_Provided records_:
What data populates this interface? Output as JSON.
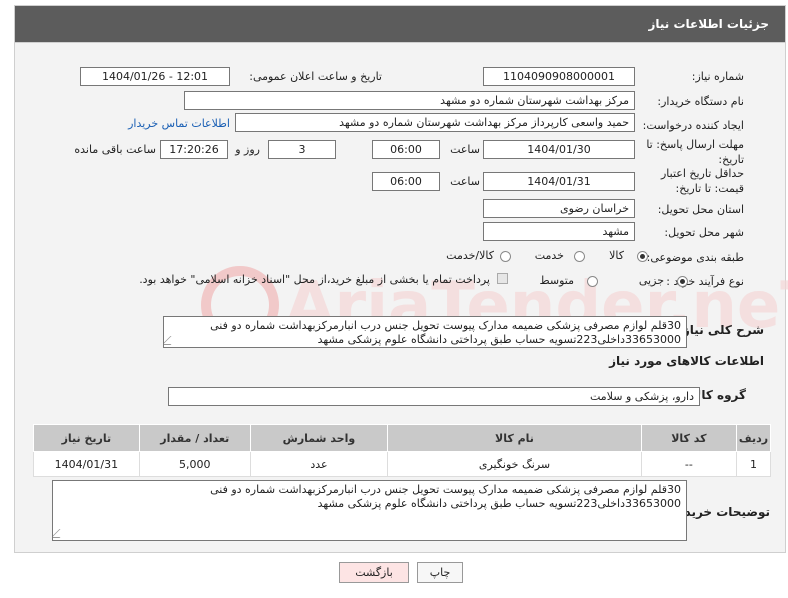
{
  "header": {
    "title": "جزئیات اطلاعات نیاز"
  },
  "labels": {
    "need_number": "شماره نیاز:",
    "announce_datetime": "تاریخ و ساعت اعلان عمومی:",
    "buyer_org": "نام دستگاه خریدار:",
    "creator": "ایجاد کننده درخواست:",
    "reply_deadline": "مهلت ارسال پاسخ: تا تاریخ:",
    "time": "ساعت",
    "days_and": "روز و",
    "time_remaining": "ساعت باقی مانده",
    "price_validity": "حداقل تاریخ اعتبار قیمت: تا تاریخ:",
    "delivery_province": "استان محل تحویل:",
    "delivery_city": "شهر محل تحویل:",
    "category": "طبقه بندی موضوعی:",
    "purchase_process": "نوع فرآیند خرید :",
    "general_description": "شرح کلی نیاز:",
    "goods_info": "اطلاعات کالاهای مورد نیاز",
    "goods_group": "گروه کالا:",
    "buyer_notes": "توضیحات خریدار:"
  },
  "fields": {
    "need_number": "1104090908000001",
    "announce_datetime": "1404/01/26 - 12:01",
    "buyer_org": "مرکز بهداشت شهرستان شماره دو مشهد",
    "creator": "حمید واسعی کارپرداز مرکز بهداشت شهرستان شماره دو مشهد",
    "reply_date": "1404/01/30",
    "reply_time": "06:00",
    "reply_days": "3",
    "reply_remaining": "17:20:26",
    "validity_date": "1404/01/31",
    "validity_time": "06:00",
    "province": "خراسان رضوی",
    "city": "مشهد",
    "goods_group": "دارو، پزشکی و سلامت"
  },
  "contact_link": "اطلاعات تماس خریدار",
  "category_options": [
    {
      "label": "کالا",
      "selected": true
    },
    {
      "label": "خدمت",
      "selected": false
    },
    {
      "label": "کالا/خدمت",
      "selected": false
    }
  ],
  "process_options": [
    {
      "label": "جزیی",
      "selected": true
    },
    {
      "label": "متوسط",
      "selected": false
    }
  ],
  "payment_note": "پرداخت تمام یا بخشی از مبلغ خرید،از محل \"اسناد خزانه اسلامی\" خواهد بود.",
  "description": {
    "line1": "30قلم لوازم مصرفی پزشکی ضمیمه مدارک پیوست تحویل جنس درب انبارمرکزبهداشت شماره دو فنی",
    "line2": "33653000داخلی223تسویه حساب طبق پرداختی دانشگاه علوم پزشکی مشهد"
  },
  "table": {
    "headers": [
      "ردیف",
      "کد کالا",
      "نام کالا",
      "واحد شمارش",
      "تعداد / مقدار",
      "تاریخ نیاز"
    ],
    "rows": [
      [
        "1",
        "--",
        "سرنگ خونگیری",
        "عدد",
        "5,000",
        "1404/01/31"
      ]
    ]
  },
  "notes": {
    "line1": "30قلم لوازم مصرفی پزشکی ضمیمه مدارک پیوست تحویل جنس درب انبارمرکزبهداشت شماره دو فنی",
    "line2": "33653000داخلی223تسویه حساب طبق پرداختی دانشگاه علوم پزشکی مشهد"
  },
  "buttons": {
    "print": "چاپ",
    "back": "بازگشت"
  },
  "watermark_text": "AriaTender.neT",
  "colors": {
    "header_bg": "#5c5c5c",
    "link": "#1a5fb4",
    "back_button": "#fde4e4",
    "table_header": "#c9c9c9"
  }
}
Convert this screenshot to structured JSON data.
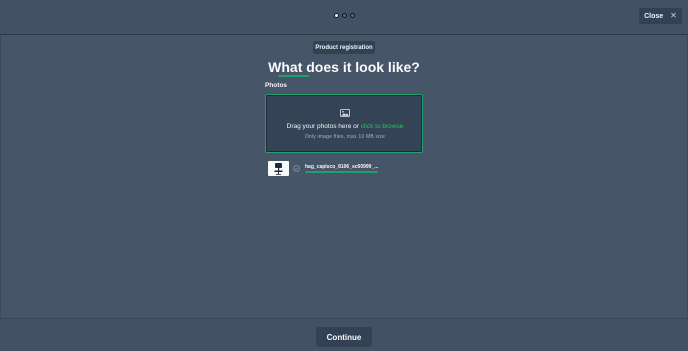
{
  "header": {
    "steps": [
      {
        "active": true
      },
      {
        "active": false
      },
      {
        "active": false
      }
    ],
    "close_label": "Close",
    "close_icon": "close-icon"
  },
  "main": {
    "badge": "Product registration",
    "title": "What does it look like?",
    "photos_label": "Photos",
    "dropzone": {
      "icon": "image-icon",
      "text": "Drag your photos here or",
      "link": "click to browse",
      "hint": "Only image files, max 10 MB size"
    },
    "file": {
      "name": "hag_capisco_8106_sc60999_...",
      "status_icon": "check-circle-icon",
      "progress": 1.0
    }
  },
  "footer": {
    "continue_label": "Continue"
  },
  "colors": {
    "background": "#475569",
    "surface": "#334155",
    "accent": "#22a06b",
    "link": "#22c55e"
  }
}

_What you are asked to do_: Transcribe the material exactly, and leave out whatever pictures it holds.

_Output for this task_:
What data populates this interface? Output as JSON.
{
  "header": {
    "title": "جزئیات اطلاعات نیاز"
  },
  "labels": {
    "need_number": "شماره نیاز:",
    "announce_datetime": "تاریخ و ساعت اعلان عمومی:",
    "buyer_org": "نام دستگاه خریدار:",
    "creator": "ایجاد کننده درخواست:",
    "reply_deadline": "مهلت ارسال پاسخ: تا تاریخ:",
    "time": "ساعت",
    "days_and": "روز و",
    "time_remaining": "ساعت باقی مانده",
    "price_validity": "حداقل تاریخ اعتبار قیمت: تا تاریخ:",
    "delivery_province": "استان محل تحویل:",
    "delivery_city": "شهر محل تحویل:",
    "category": "طبقه بندی موضوعی:",
    "purchase_process": "نوع فرآیند خرید :",
    "general_description": "شرح کلی نیاز:",
    "goods_info": "اطلاعات کالاهای مورد نیاز",
    "goods_group": "گروه کالا:",
    "buyer_notes": "توضیحات خریدار:"
  },
  "fields": {
    "need_number": "1104090908000001",
    "announce_datetime": "1404/01/26 - 12:01",
    "buyer_org": "مرکز بهداشت شهرستان شماره دو مشهد",
    "creator": "حمید واسعی کارپرداز مرکز بهداشت شهرستان شماره دو مشهد",
    "reply_date": "1404/01/30",
    "reply_time": "06:00",
    "reply_days": "3",
    "reply_remaining": "17:20:26",
    "validity_date": "1404/01/31",
    "validity_time": "06:00",
    "province": "خراسان رضوی",
    "city": "مشهد",
    "goods_group": "دارو، پزشکی و سلامت"
  },
  "contact_link": "اطلاعات تماس خریدار",
  "category_options": [
    {
      "label": "کالا",
      "selected": true
    },
    {
      "label": "خدمت",
      "selected": false
    },
    {
      "label": "کالا/خدمت",
      "selected": false
    }
  ],
  "process_options": [
    {
      "label": "جزیی",
      "selected": true
    },
    {
      "label": "متوسط",
      "selected": false
    }
  ],
  "payment_note": "پرداخت تمام یا بخشی از مبلغ خرید،از محل \"اسناد خزانه اسلامی\" خواهد بود.",
  "description": {
    "line1": "30قلم لوازم مصرفی پزشکی ضمیمه مدارک پیوست تحویل جنس درب انبارمرکزبهداشت شماره دو فنی",
    "line2": "33653000داخلی223تسویه حساب طبق پرداختی دانشگاه علوم پزشکی مشهد"
  },
  "table": {
    "headers": [
      "ردیف",
      "کد کالا",
      "نام کالا",
      "واحد شمارش",
      "تعداد / مقدار",
      "تاریخ نیاز"
    ],
    "rows": [
      [
        "1",
        "--",
        "سرنگ خونگیری",
        "عدد",
        "5,000",
        "1404/01/31"
      ]
    ]
  },
  "notes": {
    "line1": "30قلم لوازم مصرفی پزشکی ضمیمه مدارک پیوست تحویل جنس درب انبارمرکزبهداشت شماره دو فنی",
    "line2": "33653000داخلی223تسویه حساب طبق پرداختی دانشگاه علوم پزشکی مشهد"
  },
  "buttons": {
    "print": "چاپ",
    "back": "بازگشت"
  },
  "watermark_text": "AriaTender.neT",
  "colors": {
    "header_bg": "#5c5c5c",
    "link": "#1a5fb4",
    "back_button": "#fde4e4",
    "table_header": "#c9c9c9"
  }
}
Convert this screenshot to structured JSON data.
{
  "header": {
    "steps": [
      {
        "active": true
      },
      {
        "active": false
      },
      {
        "active": false
      }
    ],
    "close_label": "Close",
    "close_icon": "close-icon"
  },
  "main": {
    "badge": "Product registration",
    "title": "What does it look like?",
    "photos_label": "Photos",
    "dropzone": {
      "icon": "image-icon",
      "text": "Drag your photos here or",
      "link": "click to browse",
      "hint": "Only image files, max 10 MB size"
    },
    "file": {
      "name": "hag_capisco_8106_sc60999_...",
      "status_icon": "check-circle-icon",
      "progress": 1.0
    }
  },
  "footer": {
    "continue_label": "Continue"
  },
  "colors": {
    "background": "#475569",
    "surface": "#334155",
    "accent": "#22a06b",
    "link": "#22c55e"
  }
}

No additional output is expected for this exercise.